_Provided records_
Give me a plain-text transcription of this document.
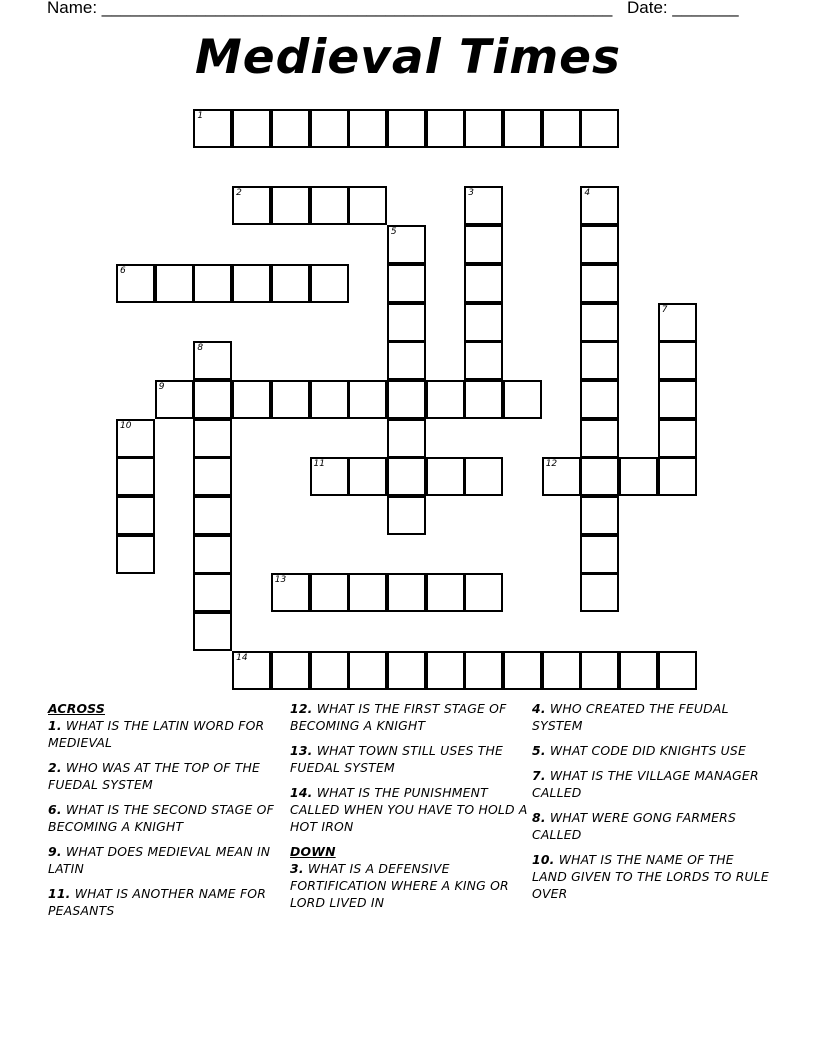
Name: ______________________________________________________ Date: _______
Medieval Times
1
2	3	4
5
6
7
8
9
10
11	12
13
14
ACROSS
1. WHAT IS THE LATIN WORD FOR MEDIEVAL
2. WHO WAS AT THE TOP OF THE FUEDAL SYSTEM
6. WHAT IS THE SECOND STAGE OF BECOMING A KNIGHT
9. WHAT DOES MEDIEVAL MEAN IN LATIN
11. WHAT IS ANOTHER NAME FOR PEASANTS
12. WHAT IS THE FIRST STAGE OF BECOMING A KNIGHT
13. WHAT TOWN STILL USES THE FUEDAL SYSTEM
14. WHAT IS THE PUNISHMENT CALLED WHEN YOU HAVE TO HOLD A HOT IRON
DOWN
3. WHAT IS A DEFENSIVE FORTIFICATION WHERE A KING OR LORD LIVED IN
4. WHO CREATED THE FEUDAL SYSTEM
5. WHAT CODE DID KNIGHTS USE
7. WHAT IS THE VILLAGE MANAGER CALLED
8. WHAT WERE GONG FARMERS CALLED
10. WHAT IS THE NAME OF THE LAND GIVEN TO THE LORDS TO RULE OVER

_Task objective_
Will you restate every entry word for word and omit the images?

_Answer to the task_
Give me a plain-text transcription of this document.
Name: ______________________________________________________ Date: _______
Medieval Times
1
2	3	4
5
6
7
8
9
10
11	12
13
14
ACROSS
1. WHAT IS THE LATIN WORD FOR MEDIEVAL
2. WHO WAS AT THE TOP OF THE FUEDAL SYSTEM
6. WHAT IS THE SECOND STAGE OF BECOMING A KNIGHT
9. WHAT DOES MEDIEVAL MEAN IN LATIN
11. WHAT IS ANOTHER NAME FOR PEASANTS
12. WHAT IS THE FIRST STAGE OF BECOMING A KNIGHT
13. WHAT TOWN STILL USES THE FUEDAL SYSTEM
14. WHAT IS THE PUNISHMENT CALLED WHEN YOU HAVE TO HOLD A HOT IRON
DOWN
3. WHAT IS A DEFENSIVE FORTIFICATION WHERE A KING OR LORD LIVED IN
4. WHO CREATED THE FEUDAL SYSTEM
5. WHAT CODE DID KNIGHTS USE
7. WHAT IS THE VILLAGE MANAGER CALLED
8. WHAT WERE GONG FARMERS CALLED
10. WHAT IS THE NAME OF THE LAND GIVEN TO THE LORDS TO RULE OVER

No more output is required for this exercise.